» **Short problem**
Print the records below exactly as they appear.

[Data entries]
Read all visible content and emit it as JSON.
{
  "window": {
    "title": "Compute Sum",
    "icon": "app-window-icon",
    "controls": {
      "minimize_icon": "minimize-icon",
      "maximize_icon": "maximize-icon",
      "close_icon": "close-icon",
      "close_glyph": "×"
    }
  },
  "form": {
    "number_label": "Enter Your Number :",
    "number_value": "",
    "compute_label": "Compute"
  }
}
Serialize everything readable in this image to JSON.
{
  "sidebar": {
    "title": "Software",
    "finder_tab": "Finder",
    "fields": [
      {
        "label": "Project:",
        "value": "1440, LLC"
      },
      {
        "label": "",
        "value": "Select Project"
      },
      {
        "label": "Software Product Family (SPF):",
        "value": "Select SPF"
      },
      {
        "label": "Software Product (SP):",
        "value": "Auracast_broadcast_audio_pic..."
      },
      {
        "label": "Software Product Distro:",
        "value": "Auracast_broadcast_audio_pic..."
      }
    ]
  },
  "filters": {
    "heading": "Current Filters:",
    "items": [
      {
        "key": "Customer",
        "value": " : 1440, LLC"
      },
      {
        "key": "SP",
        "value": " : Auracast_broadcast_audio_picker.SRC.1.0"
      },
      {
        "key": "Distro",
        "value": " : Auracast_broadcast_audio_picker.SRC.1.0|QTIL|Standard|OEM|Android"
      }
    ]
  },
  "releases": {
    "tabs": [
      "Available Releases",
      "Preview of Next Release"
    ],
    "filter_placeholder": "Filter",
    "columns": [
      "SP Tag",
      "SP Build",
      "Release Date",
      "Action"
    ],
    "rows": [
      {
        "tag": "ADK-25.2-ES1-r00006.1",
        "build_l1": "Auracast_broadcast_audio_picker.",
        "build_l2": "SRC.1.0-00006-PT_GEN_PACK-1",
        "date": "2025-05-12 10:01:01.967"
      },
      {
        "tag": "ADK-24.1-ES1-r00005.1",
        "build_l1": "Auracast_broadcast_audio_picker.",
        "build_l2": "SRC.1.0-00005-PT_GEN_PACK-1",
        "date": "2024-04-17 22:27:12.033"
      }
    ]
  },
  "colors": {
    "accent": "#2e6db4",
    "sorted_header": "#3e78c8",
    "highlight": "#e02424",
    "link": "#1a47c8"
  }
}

» **Solution for this task**
Read all visible content and emit it as JSON.
{
  "window": {
    "title": "Compute Sum",
    "icon": "app-window-icon",
    "controls": {
      "minimize_icon": "minimize-icon",
      "maximize_icon": "maximize-icon",
      "close_icon": "close-icon",
      "close_glyph": "×"
    }
  },
  "form": {
    "number_label": "Enter Your Number :",
    "number_value": "",
    "compute_label": "Compute"
  }
}
Serialize everything readable in this image to JSON.
{
  "sidebar": {
    "title": "Software",
    "finder_tab": "Finder",
    "fields": [
      {
        "label": "Project:",
        "value": "1440, LLC"
      },
      {
        "label": "",
        "value": "Select Project"
      },
      {
        "label": "Software Product Family (SPF):",
        "value": "Select SPF"
      },
      {
        "label": "Software Product (SP):",
        "value": "Auracast_broadcast_audio_pic..."
      },
      {
        "label": "Software Product Distro:",
        "value": "Auracast_broadcast_audio_pic..."
      }
    ]
  },
  "filters": {
    "heading": "Current Filters:",
    "items": [
      {
        "key": "Customer",
        "value": " : 1440, LLC"
      },
      {
        "key": "SP",
        "value": " : Auracast_broadcast_audio_picker.SRC.1.0"
      },
      {
        "key": "Distro",
        "value": " : Auracast_broadcast_audio_picker.SRC.1.0|QTIL|Standard|OEM|Android"
      }
    ]
  },
  "releases": {
    "tabs": [
      "Available Releases",
      "Preview of Next Release"
    ],
    "filter_placeholder": "Filter",
    "columns": [
      "SP Tag",
      "SP Build",
      "Release Date",
      "Action"
    ],
    "rows": [
      {
        "tag": "ADK-25.2-ES1-r00006.1",
        "build_l1": "Auracast_broadcast_audio_picker.",
        "build_l2": "SRC.1.0-00006-PT_GEN_PACK-1",
        "date": "2025-05-12 10:01:01.967"
      },
      {
        "tag": "ADK-24.1-ES1-r00005.1",
        "build_l1": "Auracast_broadcast_audio_picker.",
        "build_l2": "SRC.1.0-00005-PT_GEN_PACK-1",
        "date": "2024-04-17 22:27:12.033"
      }
    ]
  },
  "colors": {
    "accent": "#2e6db4",
    "sorted_header": "#3e78c8",
    "highlight": "#e02424",
    "link": "#1a47c8"
  }
}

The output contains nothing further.